Stored items:
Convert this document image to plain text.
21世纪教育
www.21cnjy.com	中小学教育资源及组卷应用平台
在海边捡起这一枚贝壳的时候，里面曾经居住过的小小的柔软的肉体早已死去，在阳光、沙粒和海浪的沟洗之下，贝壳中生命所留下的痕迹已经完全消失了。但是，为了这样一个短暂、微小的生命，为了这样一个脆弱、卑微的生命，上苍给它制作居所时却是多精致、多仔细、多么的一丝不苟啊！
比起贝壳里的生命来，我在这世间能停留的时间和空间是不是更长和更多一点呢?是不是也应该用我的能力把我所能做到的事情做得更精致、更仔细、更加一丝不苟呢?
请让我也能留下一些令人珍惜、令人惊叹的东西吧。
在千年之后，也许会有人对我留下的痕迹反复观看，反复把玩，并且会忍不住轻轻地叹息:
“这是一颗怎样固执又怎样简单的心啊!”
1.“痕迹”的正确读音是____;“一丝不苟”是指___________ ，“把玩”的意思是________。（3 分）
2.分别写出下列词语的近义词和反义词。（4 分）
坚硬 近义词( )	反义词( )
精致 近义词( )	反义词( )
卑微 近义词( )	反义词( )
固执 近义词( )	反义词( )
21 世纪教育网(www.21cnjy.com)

__REQUIRED TASK__: Set down the entries verbatim, leaving none out.

__TASK OUTPUT__:
Convert this document image to plain text.
21世纪教育
www.21cnjy.com	中小学教育资源及组卷应用平台
在海边捡起这一枚贝壳的时候，里面曾经居住过的小小的柔软的肉体早已死去，在阳光、沙粒和海浪的沟洗之下，贝壳中生命所留下的痕迹已经完全消失了。但是，为了这样一个短暂、微小的生命，为了这样一个脆弱、卑微的生命，上苍给它制作居所时却是多精致、多仔细、多么的一丝不苟啊！
比起贝壳里的生命来，我在这世间能停留的时间和空间是不是更长和更多一点呢?是不是也应该用我的能力把我所能做到的事情做得更精致、更仔细、更加一丝不苟呢?
请让我也能留下一些令人珍惜、令人惊叹的东西吧。
在千年之后，也许会有人对我留下的痕迹反复观看，反复把玩，并且会忍不住轻轻地叹息:
“这是一颗怎样固执又怎样简单的心啊!”
1.“痕迹”的正确读音是____;“一丝不苟”是指___________ ，“把玩”的意思是________。（3 分）
2.分别写出下列词语的近义词和反义词。（4 分）
坚硬 近义词( )	反义词( )
精致 近义词( )	反义词( )
卑微 近义词( )	反义词( )
固执 近义词( )	反义词( )
21 世纪教育网(www.21cnjy.com)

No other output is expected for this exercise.